● **INSTRUCTION**:
Select and reproduce each line of the listing below that bears the string "What".

● **PROVIDED DATA**:
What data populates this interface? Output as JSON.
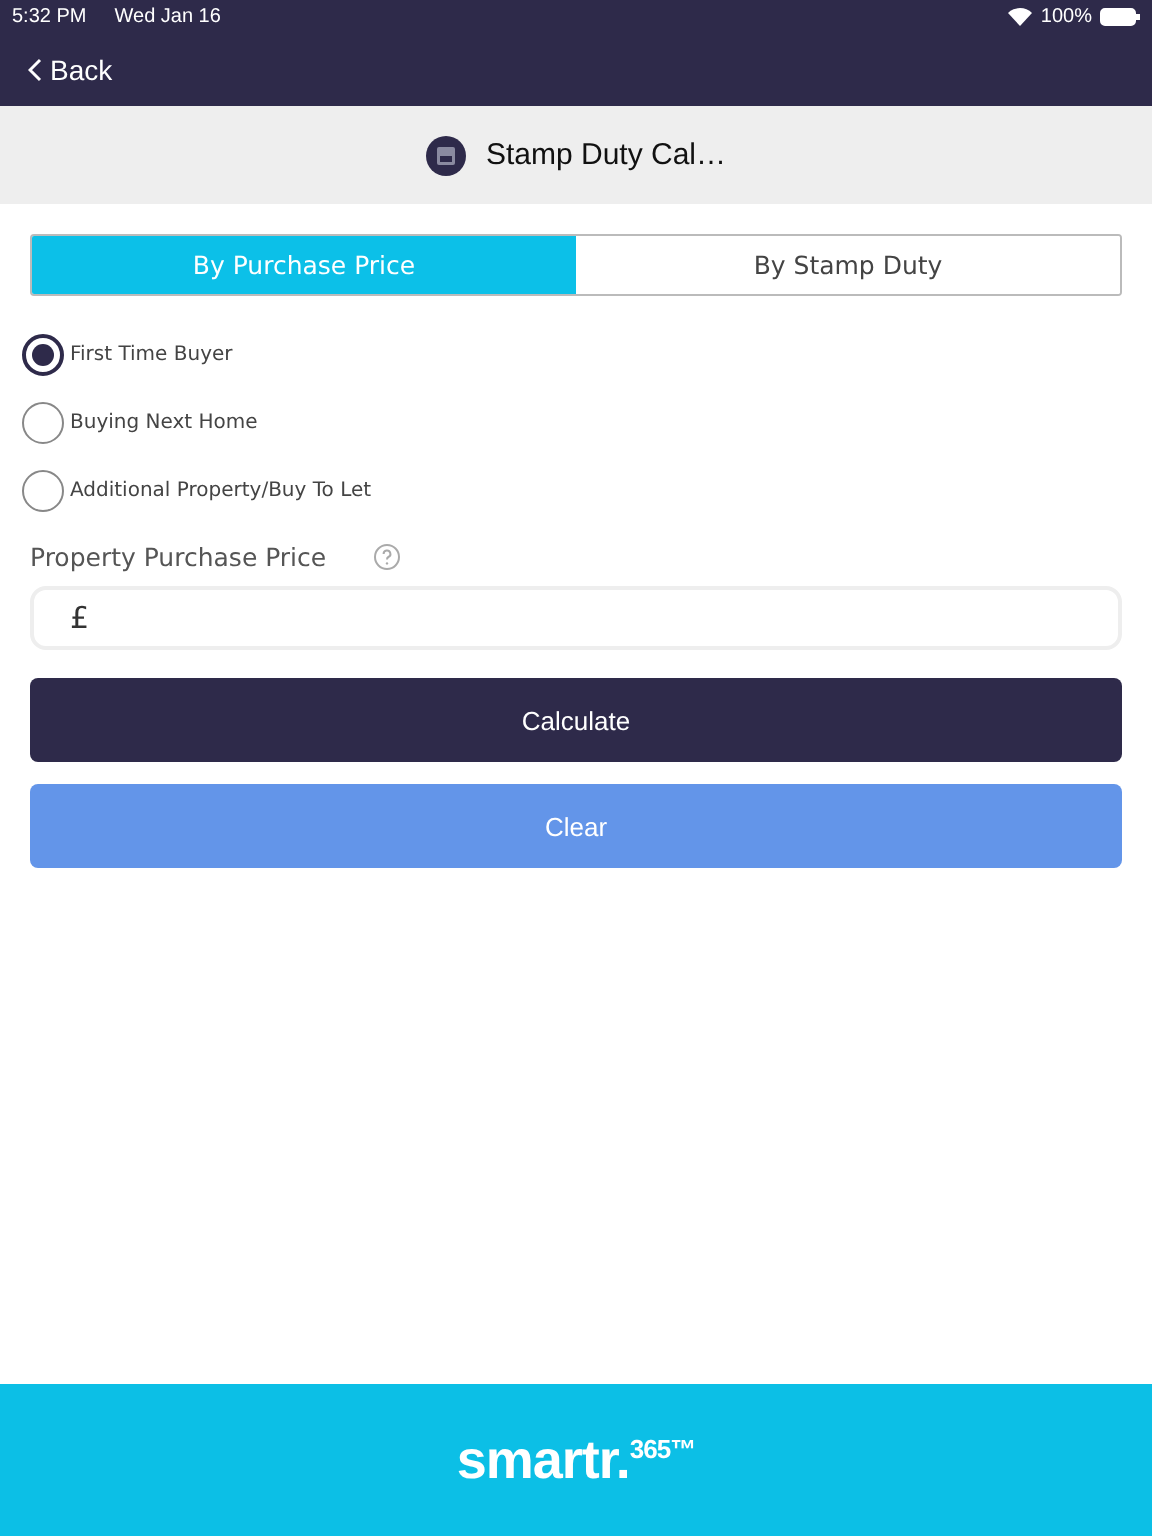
{
  "status_bar": {
    "time": "5:32 PM",
    "date": "Wed Jan 16",
    "battery": "100%"
  },
  "nav": {
    "back": "Back"
  },
  "title": "Stamp Duty Cal…",
  "tabs": [
    {
      "label": "By Purchase Price",
      "selected": true
    },
    {
      "label": "By Stamp Duty",
      "selected": false
    }
  ],
  "options": [
    {
      "label": "First Time Buyer",
      "selected": true
    },
    {
      "label": "Buying Next Home",
      "selected": false
    },
    {
      "label": "Additional Property/Buy To Let",
      "selected": false
    }
  ],
  "price_field": {
    "label": "Property Purchase Price",
    "value": "£"
  },
  "buttons": [
    {
      "label": "Calculate",
      "kind": "primary"
    },
    {
      "label": "Clear",
      "kind": "secondary"
    }
  ],
  "footer": {
    "logo": "smartr.$^{365™}$"
  }
}
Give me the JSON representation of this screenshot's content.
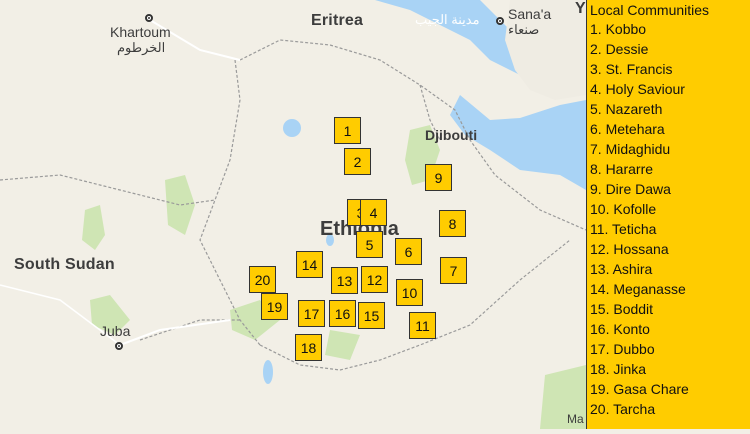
{
  "map": {
    "places": {
      "eritrea": "Eritrea",
      "khartoum": "Khartoum",
      "khartoum_ar": "الخرطوم",
      "sanaa": "Sana'a",
      "sanaa_ar": "صنعاء",
      "red_sea_city_ar": "مدينة الجيب",
      "djibouti": "Djibouti",
      "ethiopia": "Ethiopia",
      "south_sudan": "South Sudan",
      "juba": "Juba",
      "edge_y": "Y",
      "edge_ma": "Ma"
    },
    "markers": [
      "1",
      "2",
      "3",
      "4",
      "5",
      "6",
      "7",
      "8",
      "9",
      "10",
      "11",
      "12",
      "13",
      "14",
      "15",
      "16",
      "17",
      "18",
      "19",
      "20"
    ]
  },
  "legend": {
    "title": "Local Communities",
    "items": [
      "1. Kobbo",
      "2. Dessie",
      "3. St. Francis",
      "4. Holy Saviour",
      "5. Nazareth",
      "6. Metehara",
      "7. Midaghidu",
      "8. Hararre",
      "9. Dire Dawa",
      "10. Kofolle",
      "11. Teticha",
      "12. Hossana",
      "13. Ashira",
      "14. Meganasse",
      "15. Boddit",
      "16. Konto",
      "17. Dubbo",
      "18. Jinka",
      "19. Gasa Chare",
      "20. Tarcha"
    ]
  },
  "colors": {
    "marker_fill": "#ffcc00",
    "legend_bg": "#ffcc00",
    "water": "#a9d3f5",
    "land": "#f2efe6",
    "green": "#cfe5b4",
    "border": "#9a9a9a"
  }
}
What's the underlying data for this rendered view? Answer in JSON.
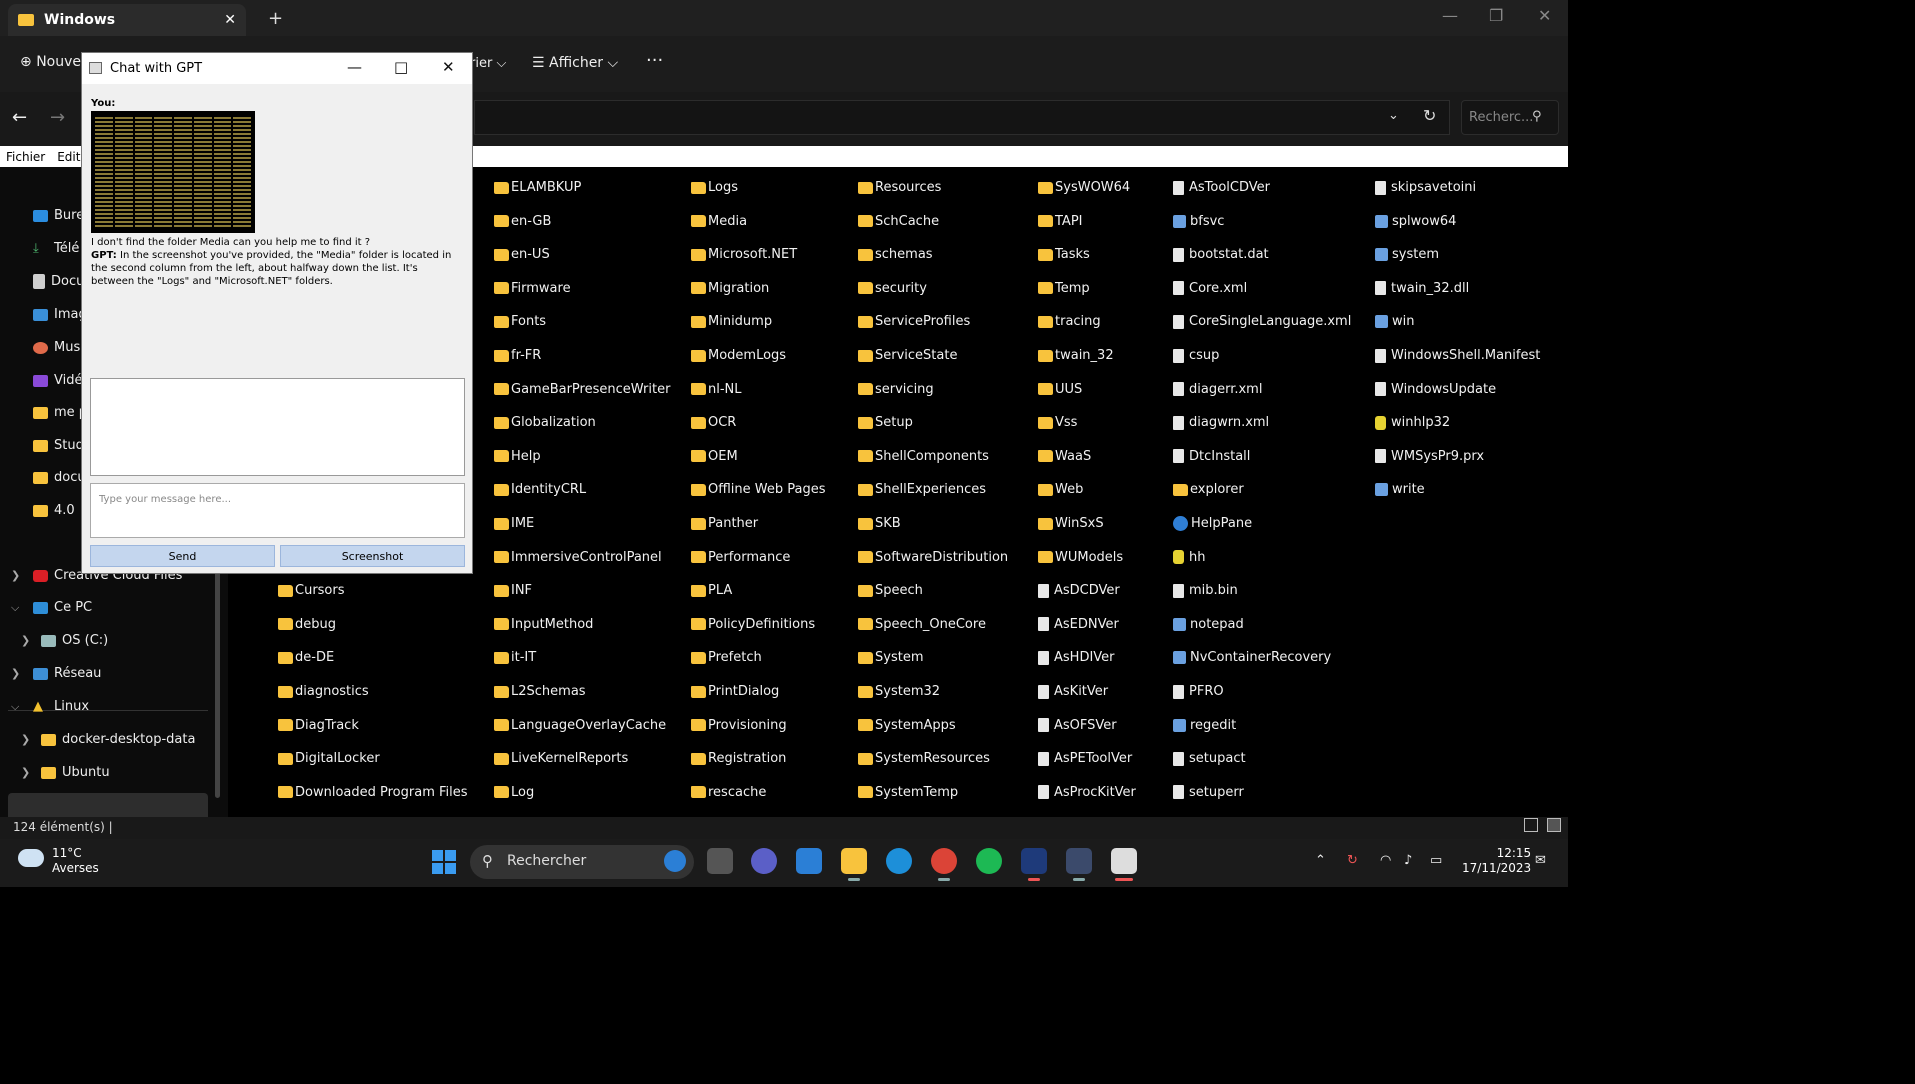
{
  "explorer": {
    "tab_title": "Windows",
    "close_tab": "✕",
    "new_tab": "+",
    "toolbar": {
      "new_label": "Nouve",
      "sort_label": "rier",
      "view_label": "Afficher",
      "more_label": "···"
    },
    "search_placeholder": "Recherc...",
    "menu": [
      "Fichier",
      "Editi"
    ],
    "status": "124 élément(s)   |",
    "sidebar": {
      "items": [
        "Bure",
        "Télé",
        "Docu",
        "Imag",
        "Musi",
        "Vidé",
        "me p",
        "Stud",
        "docu",
        "4.0"
      ],
      "creative_cloud": "Creative Cloud Files",
      "this_pc": "Ce PC",
      "os_c": "OS (C:)",
      "network": "Réseau",
      "linux": "Linux",
      "docker": "docker-desktop-data",
      "ubuntu": "Ubuntu"
    },
    "columns": [
      {
        "top_offset": 0,
        "items": [
          {
            "n": "Cursors",
            "t": "folder"
          },
          {
            "n": "debug",
            "t": "folder"
          },
          {
            "n": "de-DE",
            "t": "folder"
          },
          {
            "n": "diagnostics",
            "t": "folder"
          },
          {
            "n": "DiagTrack",
            "t": "folder"
          },
          {
            "n": "DigitalLocker",
            "t": "folder"
          },
          {
            "n": "Downloaded Program Files",
            "t": "folder"
          }
        ]
      },
      {
        "items": [
          {
            "n": "ELAMBKUP",
            "t": "folder"
          },
          {
            "n": "en-GB",
            "t": "folder"
          },
          {
            "n": "en-US",
            "t": "folder"
          },
          {
            "n": "Firmware",
            "t": "folder"
          },
          {
            "n": "Fonts",
            "t": "folder"
          },
          {
            "n": "fr-FR",
            "t": "folder"
          },
          {
            "n": "GameBarPresenceWriter",
            "t": "folder"
          },
          {
            "n": "Globalization",
            "t": "folder"
          },
          {
            "n": "Help",
            "t": "folder"
          },
          {
            "n": "IdentityCRL",
            "t": "folder"
          },
          {
            "n": "IME",
            "t": "folder"
          },
          {
            "n": "ImmersiveControlPanel",
            "t": "folder"
          },
          {
            "n": "INF",
            "t": "folder"
          },
          {
            "n": "InputMethod",
            "t": "folder"
          },
          {
            "n": "it-IT",
            "t": "folder"
          },
          {
            "n": "L2Schemas",
            "t": "folder"
          },
          {
            "n": "LanguageOverlayCache",
            "t": "folder"
          },
          {
            "n": "LiveKernelReports",
            "t": "folder"
          },
          {
            "n": "Log",
            "t": "folder"
          }
        ]
      },
      {
        "items": [
          {
            "n": "Logs",
            "t": "folder"
          },
          {
            "n": "Media",
            "t": "folder"
          },
          {
            "n": "Microsoft.NET",
            "t": "folder"
          },
          {
            "n": "Migration",
            "t": "folder"
          },
          {
            "n": "Minidump",
            "t": "folder"
          },
          {
            "n": "ModemLogs",
            "t": "folder"
          },
          {
            "n": "nl-NL",
            "t": "folder"
          },
          {
            "n": "OCR",
            "t": "folder"
          },
          {
            "n": "OEM",
            "t": "folder"
          },
          {
            "n": "Offline Web Pages",
            "t": "folder"
          },
          {
            "n": "Panther",
            "t": "folder"
          },
          {
            "n": "Performance",
            "t": "folder"
          },
          {
            "n": "PLA",
            "t": "folder"
          },
          {
            "n": "PolicyDefinitions",
            "t": "folder"
          },
          {
            "n": "Prefetch",
            "t": "folder"
          },
          {
            "n": "PrintDialog",
            "t": "folder"
          },
          {
            "n": "Provisioning",
            "t": "folder"
          },
          {
            "n": "Registration",
            "t": "folder"
          },
          {
            "n": "rescache",
            "t": "folder"
          }
        ]
      },
      {
        "items": [
          {
            "n": "Resources",
            "t": "folder"
          },
          {
            "n": "SchCache",
            "t": "folder"
          },
          {
            "n": "schemas",
            "t": "folder"
          },
          {
            "n": "security",
            "t": "folder"
          },
          {
            "n": "ServiceProfiles",
            "t": "folder"
          },
          {
            "n": "ServiceState",
            "t": "folder"
          },
          {
            "n": "servicing",
            "t": "folder"
          },
          {
            "n": "Setup",
            "t": "folder"
          },
          {
            "n": "ShellComponents",
            "t": "folder"
          },
          {
            "n": "ShellExperiences",
            "t": "folder"
          },
          {
            "n": "SKB",
            "t": "folder"
          },
          {
            "n": "SoftwareDistribution",
            "t": "folder"
          },
          {
            "n": "Speech",
            "t": "folder"
          },
          {
            "n": "Speech_OneCore",
            "t": "folder"
          },
          {
            "n": "System",
            "t": "folder"
          },
          {
            "n": "System32",
            "t": "folder"
          },
          {
            "n": "SystemApps",
            "t": "folder"
          },
          {
            "n": "SystemResources",
            "t": "folder"
          },
          {
            "n": "SystemTemp",
            "t": "folder"
          }
        ]
      },
      {
        "items": [
          {
            "n": "SysWOW64",
            "t": "folder"
          },
          {
            "n": "TAPI",
            "t": "folder"
          },
          {
            "n": "Tasks",
            "t": "folder"
          },
          {
            "n": "Temp",
            "t": "folder"
          },
          {
            "n": "tracing",
            "t": "folder"
          },
          {
            "n": "twain_32",
            "t": "folder"
          },
          {
            "n": "UUS",
            "t": "folder"
          },
          {
            "n": "Vss",
            "t": "folder"
          },
          {
            "n": "WaaS",
            "t": "folder"
          },
          {
            "n": "Web",
            "t": "folder"
          },
          {
            "n": "WinSxS",
            "t": "folder"
          },
          {
            "n": "WUModels",
            "t": "folder"
          },
          {
            "n": "AsDCDVer",
            "t": "file"
          },
          {
            "n": "AsEDNVer",
            "t": "file"
          },
          {
            "n": "AsHDIVer",
            "t": "file"
          },
          {
            "n": "AsKitVer",
            "t": "file"
          },
          {
            "n": "AsOFSVer",
            "t": "file"
          },
          {
            "n": "AsPEToolVer",
            "t": "file"
          },
          {
            "n": "AsProcKitVer",
            "t": "file"
          }
        ]
      },
      {
        "items": [
          {
            "n": "AsToolCDVer",
            "t": "file"
          },
          {
            "n": "bfsvc",
            "t": "app"
          },
          {
            "n": "bootstat.dat",
            "t": "file"
          },
          {
            "n": "Core.xml",
            "t": "file"
          },
          {
            "n": "CoreSingleLanguage.xml",
            "t": "file"
          },
          {
            "n": "csup",
            "t": "file"
          },
          {
            "n": "diagerr.xml",
            "t": "file"
          },
          {
            "n": "diagwrn.xml",
            "t": "file"
          },
          {
            "n": "DtcInstall",
            "t": "file"
          },
          {
            "n": "explorer",
            "t": "folder"
          },
          {
            "n": "HelpPane",
            "t": "help"
          },
          {
            "n": "hh",
            "t": "yq"
          },
          {
            "n": "mib.bin",
            "t": "file"
          },
          {
            "n": "notepad",
            "t": "app"
          },
          {
            "n": "NvContainerRecovery",
            "t": "app"
          },
          {
            "n": "PFRO",
            "t": "file"
          },
          {
            "n": "regedit",
            "t": "app"
          },
          {
            "n": "setupact",
            "t": "file"
          },
          {
            "n": "setuperr",
            "t": "file"
          }
        ]
      },
      {
        "items": [
          {
            "n": "skipsavetoini",
            "t": "file"
          },
          {
            "n": "splwow64",
            "t": "app"
          },
          {
            "n": "system",
            "t": "app"
          },
          {
            "n": "twain_32.dll",
            "t": "file"
          },
          {
            "n": "win",
            "t": "app"
          },
          {
            "n": "WindowsShell.Manifest",
            "t": "file"
          },
          {
            "n": "WindowsUpdate",
            "t": "file"
          },
          {
            "n": "winhlp32",
            "t": "yq"
          },
          {
            "n": "WMSysPr9.prx",
            "t": "file"
          },
          {
            "n": "write",
            "t": "app"
          }
        ]
      }
    ]
  },
  "chat": {
    "title": "Chat with GPT",
    "you_label": "You:",
    "user_message": "I don't find the folder Media can you help me to find it ?",
    "gpt_label": "GPT:",
    "gpt_message": "In the screenshot you've provided, the \"Media\" folder is located in the second column from the left, about halfway down the list. It's between the \"Logs\" and \"Microsoft.NET\" folders.",
    "input_placeholder": "Type your message here...",
    "send_label": "Send",
    "screenshot_label": "Screenshot"
  },
  "taskbar": {
    "temperature": "11°C",
    "weather": "Averses",
    "search": "Rechercher",
    "time": "12:15",
    "date": "17/11/2023"
  }
}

● **SOLUTION**:
What data populates this interface? Output as JSON.
What's the underlying data for this rendered view? Answer in JSON.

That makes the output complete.